Problem to work on.
Would you return each entry exactly as written, omitting any pictures?

Supplied records.
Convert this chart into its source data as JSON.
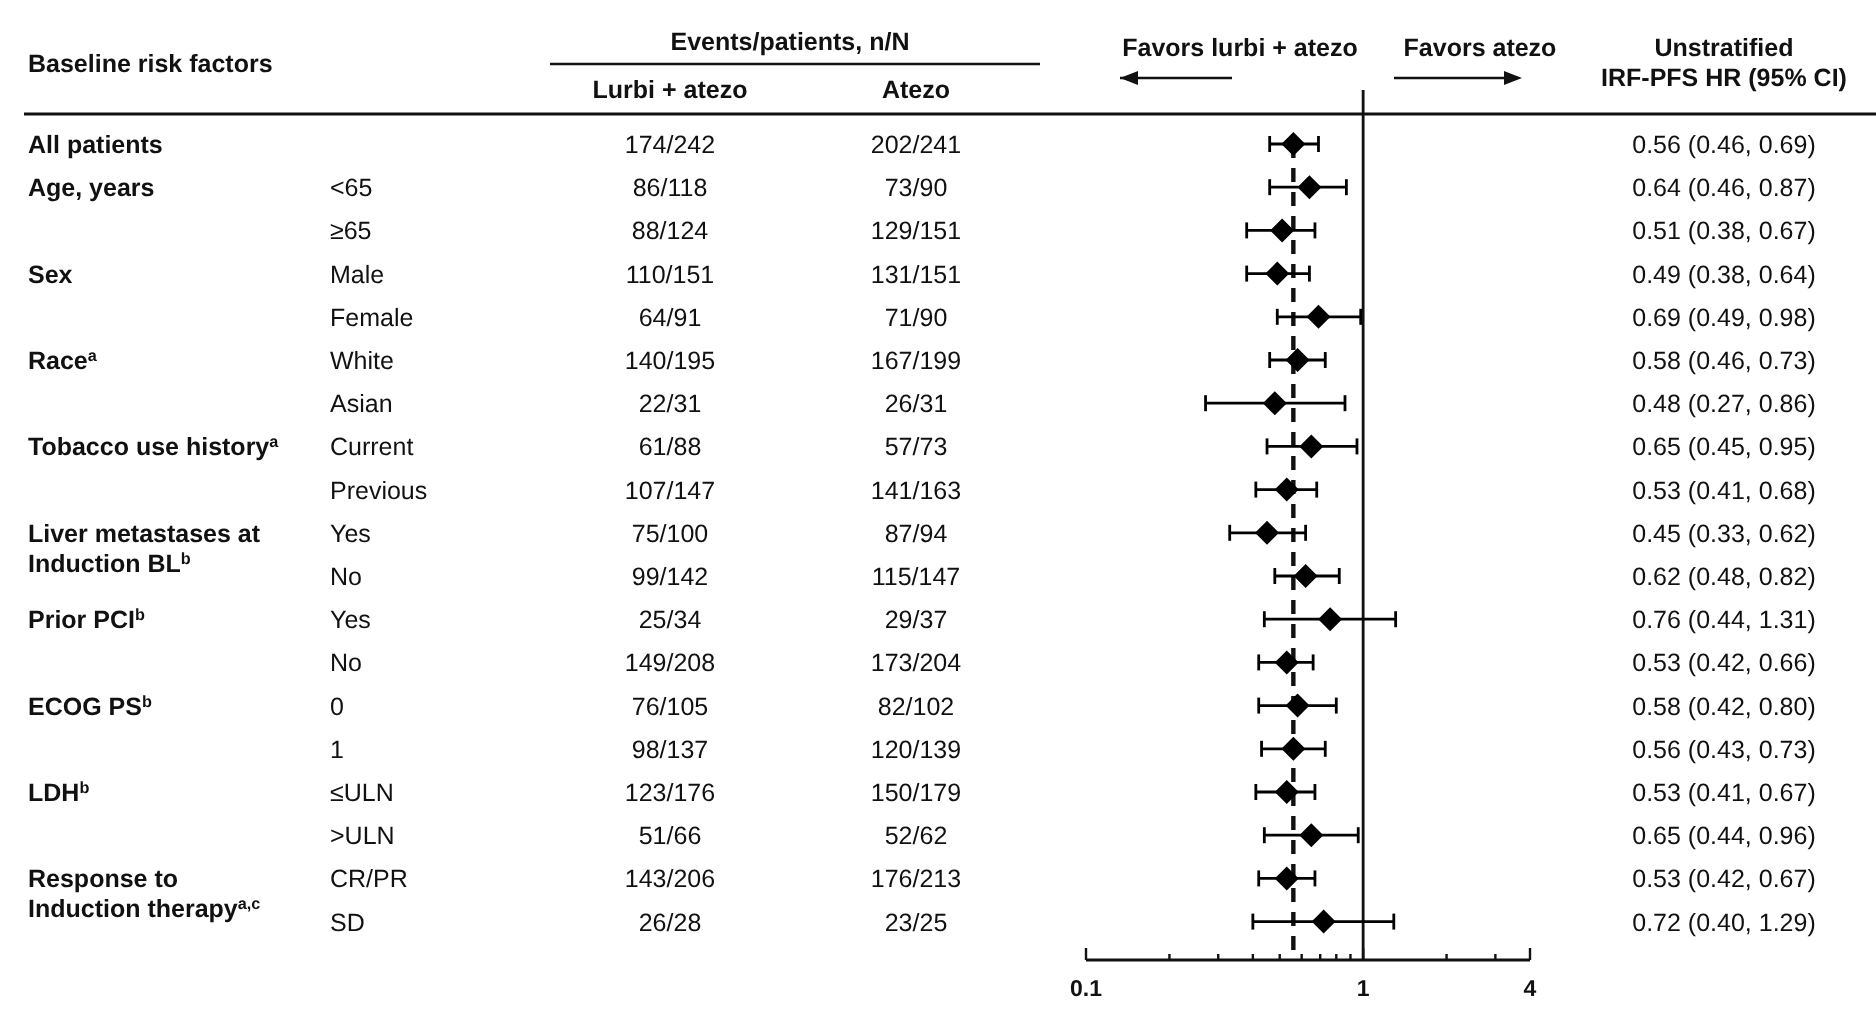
{
  "chart_data": {
    "type": "scatter",
    "orientation": "horizontal",
    "marker": "diamond",
    "color": "#000000",
    "log": "x",
    "grid": false,
    "y_categories": [
      null,
      "<65",
      "≥65",
      "Male",
      "Female",
      "White",
      "Asian",
      "Current",
      "Previous",
      "Yes",
      "No",
      "Yes",
      "No",
      "0",
      "1",
      "≤ULN",
      ">ULN",
      "CR/PR",
      "SD"
    ],
    "values": [
      0.56,
      0.64,
      0.51,
      0.49,
      0.69,
      0.58,
      0.48,
      0.65,
      0.53,
      0.45,
      0.62,
      0.76,
      0.53,
      0.58,
      0.56,
      0.53,
      0.65,
      0.53,
      0.72
    ],
    "errors": [
      [
        0.46,
        0.69
      ],
      [
        0.46,
        0.87
      ],
      [
        0.38,
        0.67
      ],
      [
        0.38,
        0.64
      ],
      [
        0.49,
        0.98
      ],
      [
        0.46,
        0.73
      ],
      [
        0.27,
        0.86
      ],
      [
        0.45,
        0.95
      ],
      [
        0.41,
        0.68
      ],
      [
        0.33,
        0.62
      ],
      [
        0.48,
        0.82
      ],
      [
        0.44,
        1.31
      ],
      [
        0.42,
        0.66
      ],
      [
        0.42,
        0.8
      ],
      [
        0.43,
        0.73
      ],
      [
        0.41,
        0.67
      ],
      [
        0.44,
        0.96
      ],
      [
        0.42,
        0.67
      ],
      [
        0.4,
        1.29
      ]
    ],
    "value_labels": [
      "0.56 (0.46, 0.69)",
      "0.64 (0.46, 0.87)",
      "0.51 (0.38, 0.67)",
      "0.49 (0.38, 0.64)",
      "0.69 (0.49, 0.98)",
      "0.58 (0.46, 0.73)",
      "0.48 (0.27, 0.86)",
      "0.65 (0.45, 0.95)",
      "0.53 (0.41, 0.68)",
      "0.45 (0.33, 0.62)",
      "0.62 (0.48, 0.82)",
      "0.76 (0.44, 1.31)",
      "0.53 (0.42, 0.66)",
      "0.58 (0.42, 0.80)",
      "0.56 (0.43, 0.73)",
      "0.53 (0.41, 0.67)",
      "0.65 (0.44, 0.96)",
      "0.53 (0.42, 0.67)",
      "0.72 (0.40, 1.29)"
    ],
    "xlim": [
      0.1,
      4
    ],
    "xticks": [
      0.1,
      {
        "value": 0.2,
        "label": null
      },
      {
        "value": 0.3,
        "label": null
      },
      {
        "value": 0.4,
        "label": null
      },
      {
        "value": 0.5,
        "label": null
      },
      {
        "value": 0.6,
        "label": null
      },
      {
        "value": 0.7,
        "label": null
      },
      {
        "value": 0.8,
        "label": null
      },
      {
        "value": 0.9,
        "label": null
      },
      1,
      {
        "value": 2,
        "label": null
      },
      {
        "value": 3,
        "label": null
      },
      4
    ],
    "ref_lines": [
      {
        "axis": "x",
        "value": 1,
        "line_style": "solid"
      },
      {
        "axis": "x",
        "value": 0.56,
        "line_style": "dashed"
      }
    ],
    "annotations": [
      "Baseline risk factors",
      "Events/patients, n/N",
      "Lurbi + atezo",
      "Atezo",
      "Favors lurbi + atezo",
      "Favors atezo",
      "Unstratified\nIRF-PFS HR (95% CI)",
      "All patients",
      "Age, years",
      "Sex",
      "Race$^{a}$",
      "Tobacco use history$^{a}$",
      "Liver metastases at\nInduction BL$^{b}$",
      "Prior PCI$^{b}$",
      "ECOG PS$^{b}$",
      "LDH$^{b}$",
      "Response to\nInduction therapy$^{a,c}$",
      "174/242",
      "202/241",
      "86/118",
      "73/90",
      "88/124",
      "129/151",
      "110/151",
      "131/151",
      "64/91",
      "71/90",
      "140/195",
      "167/199",
      "22/31",
      "26/31",
      "61/88",
      "57/73",
      "107/147",
      "141/163",
      "75/100",
      "87/94",
      "99/142",
      "115/147",
      "25/34",
      "29/37",
      "149/208",
      "173/204",
      "76/105",
      "82/102",
      "98/137",
      "120/139",
      "123/176",
      "150/179",
      "51/66",
      "52/62",
      "143/206",
      "176/213",
      "26/28",
      "23/25"
    ]
  }
}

Solution to the problem.
Convert this chart into its source data as JSON.
{
  "chart_data": {
    "type": "scatter",
    "orientation": "horizontal",
    "marker": "diamond",
    "color": "#000000",
    "log": "x",
    "grid": false,
    "y_categories": [
      null,
      "<65",
      "≥65",
      "Male",
      "Female",
      "White",
      "Asian",
      "Current",
      "Previous",
      "Yes",
      "No",
      "Yes",
      "No",
      "0",
      "1",
      "≤ULN",
      ">ULN",
      "CR/PR",
      "SD"
    ],
    "values": [
      0.56,
      0.64,
      0.51,
      0.49,
      0.69,
      0.58,
      0.48,
      0.65,
      0.53,
      0.45,
      0.62,
      0.76,
      0.53,
      0.58,
      0.56,
      0.53,
      0.65,
      0.53,
      0.72
    ],
    "errors": [
      [
        0.46,
        0.69
      ],
      [
        0.46,
        0.87
      ],
      [
        0.38,
        0.67
      ],
      [
        0.38,
        0.64
      ],
      [
        0.49,
        0.98
      ],
      [
        0.46,
        0.73
      ],
      [
        0.27,
        0.86
      ],
      [
        0.45,
        0.95
      ],
      [
        0.41,
        0.68
      ],
      [
        0.33,
        0.62
      ],
      [
        0.48,
        0.82
      ],
      [
        0.44,
        1.31
      ],
      [
        0.42,
        0.66
      ],
      [
        0.42,
        0.8
      ],
      [
        0.43,
        0.73
      ],
      [
        0.41,
        0.67
      ],
      [
        0.44,
        0.96
      ],
      [
        0.42,
        0.67
      ],
      [
        0.4,
        1.29
      ]
    ],
    "value_labels": [
      "0.56 (0.46, 0.69)",
      "0.64 (0.46, 0.87)",
      "0.51 (0.38, 0.67)",
      "0.49 (0.38, 0.64)",
      "0.69 (0.49, 0.98)",
      "0.58 (0.46, 0.73)",
      "0.48 (0.27, 0.86)",
      "0.65 (0.45, 0.95)",
      "0.53 (0.41, 0.68)",
      "0.45 (0.33, 0.62)",
      "0.62 (0.48, 0.82)",
      "0.76 (0.44, 1.31)",
      "0.53 (0.42, 0.66)",
      "0.58 (0.42, 0.80)",
      "0.56 (0.43, 0.73)",
      "0.53 (0.41, 0.67)",
      "0.65 (0.44, 0.96)",
      "0.53 (0.42, 0.67)",
      "0.72 (0.40, 1.29)"
    ],
    "xlim": [
      0.1,
      4
    ],
    "xticks": [
      0.1,
      {
        "value": 0.2,
        "label": null
      },
      {
        "value": 0.3,
        "label": null
      },
      {
        "value": 0.4,
        "label": null
      },
      {
        "value": 0.5,
        "label": null
      },
      {
        "value": 0.6,
        "label": null
      },
      {
        "value": 0.7,
        "label": null
      },
      {
        "value": 0.8,
        "label": null
      },
      {
        "value": 0.9,
        "label": null
      },
      1,
      {
        "value": 2,
        "label": null
      },
      {
        "value": 3,
        "label": null
      },
      4
    ],
    "ref_lines": [
      {
        "axis": "x",
        "value": 1,
        "line_style": "solid"
      },
      {
        "axis": "x",
        "value": 0.56,
        "line_style": "dashed"
      }
    ],
    "annotations": [
      "Baseline risk factors",
      "Events/patients, n/N",
      "Lurbi + atezo",
      "Atezo",
      "Favors lurbi + atezo",
      "Favors atezo",
      "Unstratified\nIRF-PFS HR (95% CI)",
      "All patients",
      "Age, years",
      "Sex",
      "Race$^{a}$",
      "Tobacco use history$^{a}$",
      "Liver metastases at\nInduction BL$^{b}$",
      "Prior PCI$^{b}$",
      "ECOG PS$^{b}$",
      "LDH$^{b}$",
      "Response to\nInduction therapy$^{a,c}$",
      "174/242",
      "202/241",
      "86/118",
      "73/90",
      "88/124",
      "129/151",
      "110/151",
      "131/151",
      "64/91",
      "71/90",
      "140/195",
      "167/199",
      "22/31",
      "26/31",
      "61/88",
      "57/73",
      "107/147",
      "141/163",
      "75/100",
      "87/94",
      "99/142",
      "115/147",
      "25/34",
      "29/37",
      "149/208",
      "173/204",
      "76/105",
      "82/102",
      "98/137",
      "120/139",
      "123/176",
      "150/179",
      "51/66",
      "52/62",
      "143/206",
      "176/213",
      "26/28",
      "23/25"
    ]
  }
}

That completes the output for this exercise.